— Problem details —
Pull each line holding "text" out of the entries below.

— Records for this exercise —
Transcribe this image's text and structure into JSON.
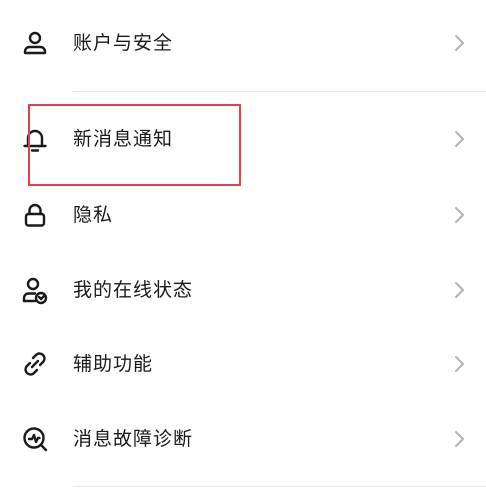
{
  "settings": {
    "items": [
      {
        "label": "账户与安全",
        "icon": "person-icon"
      },
      {
        "label": "新消息通知",
        "icon": "bell-icon"
      },
      {
        "label": "隐私",
        "icon": "lock-icon"
      },
      {
        "label": "我的在线状态",
        "icon": "person-status-icon"
      },
      {
        "label": "辅助功能",
        "icon": "link-icon"
      },
      {
        "label": "消息故障诊断",
        "icon": "diagnose-icon"
      }
    ]
  },
  "colors": {
    "text": "#1a1a1a",
    "icon": "#1a1a1a",
    "chevron": "#b3b3b3",
    "divider": "#e9e9e9",
    "annotation": "#e5404a"
  }
}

— Solved problem —
Transcribe this image's text and structure into JSON.
    "text": "#1a1a1a",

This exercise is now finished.